DIRECTIVE: Repeat every line below exactly, word for word.

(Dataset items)
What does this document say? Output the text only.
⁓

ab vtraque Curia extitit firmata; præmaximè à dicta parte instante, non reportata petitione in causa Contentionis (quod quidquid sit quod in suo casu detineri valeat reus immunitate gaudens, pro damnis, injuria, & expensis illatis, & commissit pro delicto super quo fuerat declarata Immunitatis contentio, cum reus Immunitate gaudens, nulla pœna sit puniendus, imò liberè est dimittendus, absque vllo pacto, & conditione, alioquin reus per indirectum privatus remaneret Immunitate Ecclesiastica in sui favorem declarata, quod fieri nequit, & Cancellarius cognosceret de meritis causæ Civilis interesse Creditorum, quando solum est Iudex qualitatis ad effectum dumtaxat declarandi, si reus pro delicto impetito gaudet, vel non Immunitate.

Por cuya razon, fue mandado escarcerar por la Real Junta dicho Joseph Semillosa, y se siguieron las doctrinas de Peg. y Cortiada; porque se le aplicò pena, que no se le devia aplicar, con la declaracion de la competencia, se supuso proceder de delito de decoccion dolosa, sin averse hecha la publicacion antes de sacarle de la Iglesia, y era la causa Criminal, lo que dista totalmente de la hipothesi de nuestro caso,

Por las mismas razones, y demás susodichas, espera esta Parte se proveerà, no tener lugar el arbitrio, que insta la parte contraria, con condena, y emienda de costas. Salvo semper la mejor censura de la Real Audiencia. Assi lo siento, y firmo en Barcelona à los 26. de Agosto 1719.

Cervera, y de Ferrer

ANSWER TO THIS PROBLEM:
What does this document say? Output the text only.
⁓

ab vtraque Curia extitit firmata; præmaximè à dicta parte instante, non reportata petitione in causa Contentionis (quod quidquid sit quod in suo casu detineri valeat reus immunitate gaudens, pro damnis, injuria, & expensis illatis, & commissit pro delicto super quo fuerat declarata Immunitatis contentio, cum reus Immunitate gaudens, nulla pœna sit puniendus, imò liberè est dimittendus, absque vllo pacto, & conditione, alioquin reus per indirectum privatus remaneret Immunitate Ecclesiastica in sui favorem declarata, quod fieri nequit, & Cancellarius cognosceret de meritis causæ Civilis interesse Creditorum, quando solum est Iudex qualitatis ad effectum dumtaxat declarandi, si reus pro delicto impetito gaudet, vel non Immunitate.

Por cuya razon, fue mandado escarcerar por la Real Junta dicho Joseph Semillosa, y se siguieron las doctrinas de Peg. y Cortiada; porque se le aplicò pena, que no se le devia aplicar, con la declaracion de la competencia, se supuso proceder de delito de decoccion dolosa, sin averse hecha la publicacion antes de sacarle de la Iglesia, y era la causa Criminal, lo que dista totalmente de la hipothesi de nuestro caso,

Por las mismas razones, y demás susodichas, espera esta Parte se proveerà, no tener lugar el arbitrio, que insta la parte contraria, con condena, y emienda de costas. Salvo semper la mejor censura de la Real Audiencia. Assi lo siento, y firmo en Barcelona à los 26. de Agosto 1719.

Cervera, y de Ferrer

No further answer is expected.